*Instructions to follow:*
Extend the news article about isolation tents for northern Indigenous communities, picking up after its final quoted line.
START Source document
NDP MP Niki Ashton, seen during question period in the House of Commons on Parliament Hill in April 2018, says now is not the time to bring tents to northern Indigenous communities to fight COVID-19. (Sean Kilpatrick/Canadian Press)

Northern MP expresses doubts about plan to help in Indigenous COVID-19 fight

The federal government and an opposition MP from the north are clashing over a plan to use isolation tents and temporary shelters to deal with a possible outbreak of COVID-19 in Indigenous communities.

The specialized tents measure about six by five metres and create a “negative pressure” environment conducive to screening and testing, according to Valerie Gideon, senior deputy minister for the First Nations and Inuit Health Branch of Indigenous Services Canada.

The tents and shelters would be used in communities that lack adequate infrastructure to deal with the virus.

“We are looking to procure some of these tents in order to be able to deploy them as rapidly as needed,” Gideon told the CBC’s Olivia Stefanovich.
END Source document
START Data listing
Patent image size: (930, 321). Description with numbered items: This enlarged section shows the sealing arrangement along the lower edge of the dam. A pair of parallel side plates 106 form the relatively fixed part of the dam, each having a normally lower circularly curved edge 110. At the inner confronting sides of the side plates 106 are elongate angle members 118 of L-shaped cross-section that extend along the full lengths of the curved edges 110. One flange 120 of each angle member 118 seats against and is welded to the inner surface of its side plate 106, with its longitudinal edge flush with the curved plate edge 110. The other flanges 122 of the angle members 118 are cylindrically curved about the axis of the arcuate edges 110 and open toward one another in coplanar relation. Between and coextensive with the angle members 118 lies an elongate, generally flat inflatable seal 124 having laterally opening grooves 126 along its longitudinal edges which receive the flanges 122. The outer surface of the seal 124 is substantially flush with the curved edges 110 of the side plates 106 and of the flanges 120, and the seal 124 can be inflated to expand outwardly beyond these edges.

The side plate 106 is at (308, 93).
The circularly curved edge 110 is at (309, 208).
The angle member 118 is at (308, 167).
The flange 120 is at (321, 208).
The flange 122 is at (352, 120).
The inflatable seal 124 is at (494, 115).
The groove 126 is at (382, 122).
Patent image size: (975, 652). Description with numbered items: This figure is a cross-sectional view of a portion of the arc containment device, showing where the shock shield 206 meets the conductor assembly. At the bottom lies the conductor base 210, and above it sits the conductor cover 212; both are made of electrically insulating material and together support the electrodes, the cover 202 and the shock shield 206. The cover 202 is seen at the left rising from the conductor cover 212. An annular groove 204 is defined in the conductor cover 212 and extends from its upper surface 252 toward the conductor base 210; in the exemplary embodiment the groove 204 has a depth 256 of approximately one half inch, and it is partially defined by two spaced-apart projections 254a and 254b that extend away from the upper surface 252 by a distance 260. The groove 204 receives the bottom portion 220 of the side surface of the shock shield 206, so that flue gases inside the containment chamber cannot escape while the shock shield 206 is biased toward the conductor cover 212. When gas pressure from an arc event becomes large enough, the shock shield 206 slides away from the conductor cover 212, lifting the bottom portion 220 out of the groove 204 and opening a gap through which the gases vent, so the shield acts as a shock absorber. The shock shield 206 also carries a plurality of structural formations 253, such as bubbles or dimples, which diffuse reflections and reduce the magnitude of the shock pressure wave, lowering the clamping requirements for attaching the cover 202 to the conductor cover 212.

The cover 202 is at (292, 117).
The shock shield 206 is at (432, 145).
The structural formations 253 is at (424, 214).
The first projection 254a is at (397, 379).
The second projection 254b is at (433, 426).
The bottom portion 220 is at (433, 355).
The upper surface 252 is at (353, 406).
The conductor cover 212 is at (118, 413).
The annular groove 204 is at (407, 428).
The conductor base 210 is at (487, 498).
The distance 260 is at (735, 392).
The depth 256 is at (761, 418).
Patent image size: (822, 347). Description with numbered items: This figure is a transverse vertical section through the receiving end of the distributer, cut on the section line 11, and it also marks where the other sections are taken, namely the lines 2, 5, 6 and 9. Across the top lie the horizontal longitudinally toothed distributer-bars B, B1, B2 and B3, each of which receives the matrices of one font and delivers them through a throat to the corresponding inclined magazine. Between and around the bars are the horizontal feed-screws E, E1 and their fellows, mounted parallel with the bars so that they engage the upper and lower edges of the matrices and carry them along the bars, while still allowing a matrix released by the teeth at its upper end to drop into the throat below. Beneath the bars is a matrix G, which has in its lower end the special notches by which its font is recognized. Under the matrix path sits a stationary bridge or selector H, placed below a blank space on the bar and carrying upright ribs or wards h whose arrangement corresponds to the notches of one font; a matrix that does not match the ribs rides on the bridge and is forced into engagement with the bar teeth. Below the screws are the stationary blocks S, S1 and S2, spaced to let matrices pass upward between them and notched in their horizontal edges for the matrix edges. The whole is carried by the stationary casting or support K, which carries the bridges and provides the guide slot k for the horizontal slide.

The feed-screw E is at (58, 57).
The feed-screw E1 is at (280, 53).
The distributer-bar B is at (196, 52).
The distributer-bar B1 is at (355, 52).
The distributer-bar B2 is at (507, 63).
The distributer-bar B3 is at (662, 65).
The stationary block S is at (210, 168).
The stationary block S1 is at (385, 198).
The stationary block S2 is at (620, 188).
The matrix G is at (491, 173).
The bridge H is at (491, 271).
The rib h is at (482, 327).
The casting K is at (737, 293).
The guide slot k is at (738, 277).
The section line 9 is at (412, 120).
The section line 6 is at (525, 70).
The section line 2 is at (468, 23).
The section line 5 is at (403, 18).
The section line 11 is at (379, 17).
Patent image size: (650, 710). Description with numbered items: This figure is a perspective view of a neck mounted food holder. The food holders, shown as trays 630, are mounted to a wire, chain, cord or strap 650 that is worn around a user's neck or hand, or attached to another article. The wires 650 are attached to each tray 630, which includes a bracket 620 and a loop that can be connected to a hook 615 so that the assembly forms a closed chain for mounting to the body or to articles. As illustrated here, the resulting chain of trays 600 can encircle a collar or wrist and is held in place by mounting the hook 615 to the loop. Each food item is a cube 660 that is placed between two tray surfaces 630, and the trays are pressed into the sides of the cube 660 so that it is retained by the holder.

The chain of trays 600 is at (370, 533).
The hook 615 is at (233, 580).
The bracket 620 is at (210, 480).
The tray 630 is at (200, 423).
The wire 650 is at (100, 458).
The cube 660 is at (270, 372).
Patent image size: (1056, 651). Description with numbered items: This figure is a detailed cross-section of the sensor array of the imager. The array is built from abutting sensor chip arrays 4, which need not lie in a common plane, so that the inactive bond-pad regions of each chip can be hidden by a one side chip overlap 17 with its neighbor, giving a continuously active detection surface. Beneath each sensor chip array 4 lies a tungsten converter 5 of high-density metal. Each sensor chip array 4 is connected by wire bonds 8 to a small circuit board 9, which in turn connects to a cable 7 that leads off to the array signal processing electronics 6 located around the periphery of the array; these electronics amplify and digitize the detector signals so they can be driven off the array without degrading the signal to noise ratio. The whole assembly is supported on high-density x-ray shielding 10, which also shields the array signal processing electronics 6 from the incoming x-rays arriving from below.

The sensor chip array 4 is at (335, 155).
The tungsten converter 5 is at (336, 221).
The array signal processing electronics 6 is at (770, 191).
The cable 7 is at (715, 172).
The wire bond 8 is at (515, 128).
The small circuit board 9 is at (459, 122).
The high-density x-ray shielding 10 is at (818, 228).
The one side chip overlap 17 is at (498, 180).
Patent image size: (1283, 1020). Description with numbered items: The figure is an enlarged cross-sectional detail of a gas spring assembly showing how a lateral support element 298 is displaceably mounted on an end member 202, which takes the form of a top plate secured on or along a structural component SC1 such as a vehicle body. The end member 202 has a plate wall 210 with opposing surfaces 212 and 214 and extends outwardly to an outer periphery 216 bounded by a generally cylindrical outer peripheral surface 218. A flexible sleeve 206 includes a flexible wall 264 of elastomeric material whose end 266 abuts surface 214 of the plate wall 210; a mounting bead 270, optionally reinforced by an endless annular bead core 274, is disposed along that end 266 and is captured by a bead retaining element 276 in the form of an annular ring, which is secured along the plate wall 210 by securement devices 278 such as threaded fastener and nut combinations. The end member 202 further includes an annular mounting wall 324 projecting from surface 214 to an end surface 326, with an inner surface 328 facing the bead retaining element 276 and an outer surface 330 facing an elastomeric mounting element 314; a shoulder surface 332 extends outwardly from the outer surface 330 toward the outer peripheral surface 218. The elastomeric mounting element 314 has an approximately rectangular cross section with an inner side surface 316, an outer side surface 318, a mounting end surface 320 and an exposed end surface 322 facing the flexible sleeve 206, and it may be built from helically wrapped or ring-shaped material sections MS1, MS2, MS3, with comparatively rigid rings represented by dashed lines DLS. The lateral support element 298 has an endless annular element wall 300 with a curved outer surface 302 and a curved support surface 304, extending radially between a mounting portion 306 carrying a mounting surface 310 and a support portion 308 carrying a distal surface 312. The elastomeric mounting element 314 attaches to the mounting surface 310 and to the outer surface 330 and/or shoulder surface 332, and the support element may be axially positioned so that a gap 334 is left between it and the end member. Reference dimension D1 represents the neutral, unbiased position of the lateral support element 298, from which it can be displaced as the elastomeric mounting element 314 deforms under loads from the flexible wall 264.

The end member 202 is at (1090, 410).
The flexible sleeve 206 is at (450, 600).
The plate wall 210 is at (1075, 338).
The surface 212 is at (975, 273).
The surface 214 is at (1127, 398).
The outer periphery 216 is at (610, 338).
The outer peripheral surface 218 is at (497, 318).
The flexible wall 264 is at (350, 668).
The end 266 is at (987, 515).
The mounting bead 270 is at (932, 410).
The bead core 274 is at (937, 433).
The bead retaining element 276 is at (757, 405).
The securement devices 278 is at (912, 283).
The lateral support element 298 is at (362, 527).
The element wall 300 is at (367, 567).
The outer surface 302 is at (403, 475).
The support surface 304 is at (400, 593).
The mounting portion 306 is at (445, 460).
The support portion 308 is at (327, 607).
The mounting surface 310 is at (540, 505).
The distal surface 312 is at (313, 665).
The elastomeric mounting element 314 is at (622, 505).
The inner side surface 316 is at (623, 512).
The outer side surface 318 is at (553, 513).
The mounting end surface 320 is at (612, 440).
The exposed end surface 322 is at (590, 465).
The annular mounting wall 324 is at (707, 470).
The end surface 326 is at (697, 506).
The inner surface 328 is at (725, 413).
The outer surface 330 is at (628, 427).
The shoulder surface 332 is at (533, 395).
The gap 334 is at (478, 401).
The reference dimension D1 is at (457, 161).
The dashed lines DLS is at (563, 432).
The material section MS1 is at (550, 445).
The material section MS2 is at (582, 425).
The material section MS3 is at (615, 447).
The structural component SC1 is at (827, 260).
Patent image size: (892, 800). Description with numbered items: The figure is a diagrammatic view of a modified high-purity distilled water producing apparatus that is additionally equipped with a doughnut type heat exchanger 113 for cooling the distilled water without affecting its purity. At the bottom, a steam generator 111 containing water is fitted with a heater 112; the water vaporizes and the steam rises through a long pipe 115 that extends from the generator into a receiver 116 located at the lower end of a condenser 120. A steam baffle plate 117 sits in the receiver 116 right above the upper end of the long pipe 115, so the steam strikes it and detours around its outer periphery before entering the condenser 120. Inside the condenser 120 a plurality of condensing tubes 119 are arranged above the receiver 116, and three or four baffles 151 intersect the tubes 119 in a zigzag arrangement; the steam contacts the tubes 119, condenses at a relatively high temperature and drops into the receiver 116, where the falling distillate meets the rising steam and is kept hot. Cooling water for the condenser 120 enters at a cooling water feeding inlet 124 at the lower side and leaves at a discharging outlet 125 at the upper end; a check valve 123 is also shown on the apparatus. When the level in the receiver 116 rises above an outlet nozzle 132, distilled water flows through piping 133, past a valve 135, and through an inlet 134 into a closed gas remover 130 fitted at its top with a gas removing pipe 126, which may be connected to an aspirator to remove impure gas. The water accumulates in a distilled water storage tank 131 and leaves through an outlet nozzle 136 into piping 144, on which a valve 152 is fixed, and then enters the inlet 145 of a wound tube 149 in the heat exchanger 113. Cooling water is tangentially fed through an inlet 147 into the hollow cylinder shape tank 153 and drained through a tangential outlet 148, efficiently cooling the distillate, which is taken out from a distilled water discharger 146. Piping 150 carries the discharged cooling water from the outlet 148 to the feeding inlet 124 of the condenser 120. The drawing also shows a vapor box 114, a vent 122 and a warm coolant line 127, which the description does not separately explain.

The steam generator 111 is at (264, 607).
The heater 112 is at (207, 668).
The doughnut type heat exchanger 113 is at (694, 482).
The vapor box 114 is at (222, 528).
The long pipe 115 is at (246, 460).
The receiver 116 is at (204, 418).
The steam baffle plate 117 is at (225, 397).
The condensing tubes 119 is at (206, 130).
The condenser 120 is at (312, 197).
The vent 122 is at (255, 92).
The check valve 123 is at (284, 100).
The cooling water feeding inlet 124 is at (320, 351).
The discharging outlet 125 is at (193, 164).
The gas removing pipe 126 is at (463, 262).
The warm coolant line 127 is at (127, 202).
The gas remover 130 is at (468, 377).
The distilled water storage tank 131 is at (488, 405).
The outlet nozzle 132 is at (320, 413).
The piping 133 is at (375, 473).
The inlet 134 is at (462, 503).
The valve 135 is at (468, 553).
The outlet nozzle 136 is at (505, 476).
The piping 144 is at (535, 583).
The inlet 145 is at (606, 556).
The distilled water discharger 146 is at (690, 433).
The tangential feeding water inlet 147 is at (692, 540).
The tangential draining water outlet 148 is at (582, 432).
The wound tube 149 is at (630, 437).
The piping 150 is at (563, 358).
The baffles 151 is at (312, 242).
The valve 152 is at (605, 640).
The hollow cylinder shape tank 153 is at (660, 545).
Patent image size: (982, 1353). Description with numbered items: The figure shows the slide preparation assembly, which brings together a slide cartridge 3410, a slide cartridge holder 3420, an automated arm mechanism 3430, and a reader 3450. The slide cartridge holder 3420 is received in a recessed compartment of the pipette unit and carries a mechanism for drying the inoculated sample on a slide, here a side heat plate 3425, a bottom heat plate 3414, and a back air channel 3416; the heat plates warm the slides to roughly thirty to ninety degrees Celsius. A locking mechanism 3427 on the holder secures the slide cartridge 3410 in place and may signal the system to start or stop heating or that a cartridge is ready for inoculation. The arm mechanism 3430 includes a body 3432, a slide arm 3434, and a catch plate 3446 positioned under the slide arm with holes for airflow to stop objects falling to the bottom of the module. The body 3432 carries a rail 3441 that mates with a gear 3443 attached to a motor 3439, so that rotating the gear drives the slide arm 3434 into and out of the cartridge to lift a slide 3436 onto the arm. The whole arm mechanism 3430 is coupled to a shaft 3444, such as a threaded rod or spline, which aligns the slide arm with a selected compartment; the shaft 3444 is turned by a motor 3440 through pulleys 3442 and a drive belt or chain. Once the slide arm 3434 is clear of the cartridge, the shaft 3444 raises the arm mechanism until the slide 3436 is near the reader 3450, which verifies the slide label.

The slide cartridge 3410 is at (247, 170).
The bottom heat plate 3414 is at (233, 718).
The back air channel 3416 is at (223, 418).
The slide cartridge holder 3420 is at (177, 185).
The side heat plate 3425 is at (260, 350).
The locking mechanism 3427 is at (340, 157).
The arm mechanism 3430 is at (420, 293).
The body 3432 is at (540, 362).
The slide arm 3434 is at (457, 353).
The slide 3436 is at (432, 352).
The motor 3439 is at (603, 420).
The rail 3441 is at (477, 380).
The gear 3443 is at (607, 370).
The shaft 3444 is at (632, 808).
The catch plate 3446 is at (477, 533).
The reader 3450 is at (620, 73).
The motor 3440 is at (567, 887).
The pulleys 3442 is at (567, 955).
END Data listing
*Task answer:*
Gideon says the temporary shelters would house both people who need to self-isolate and health workers who may be sent to the Indigenous communities.

Indigenous Services Minister Marc Miller says the tents and temporary shelters are part of what he says is Ottawa’s “tailored approach” to the specific needs of remote Indigenous communities.

Indigenous Services Minister Marc Miller says his department’s plans to deploy isolation tents to remote Indigenous communities to deal with COVID-19 is part of Ottawa’s “tailored approach” to the specific needs of those communities. However, doubts about the plan are being expressed. (Adrian Wyld/Canadian Press)

But NDP MP Niki Ashton, whose riding includes several northern Manitoba First Nations, says it’s time for a rethink–that the medical tents won’t meet the needs faced by northern Indigenous communities.

“Anywhere in northern Canada, for the next three months, is not the kind of climate where tents of any kind can be used for people who get sick,” Ashton told Stefanovich.

Ashton adds that that First Nations leaders in her riding have told her they are hearing very little directly from the federal government about the plans.

“We need to get real about the First Nations reality, and that’s not what we are hearing from this government and that has to change very quickly. People will get very sick,” Ashton said.

“Everybody on the ground that I’ve been talking to is very concerned about what could happen in their community.”

Health professionals are warning that COVID-19 could disproportionately impact Indigenous communities.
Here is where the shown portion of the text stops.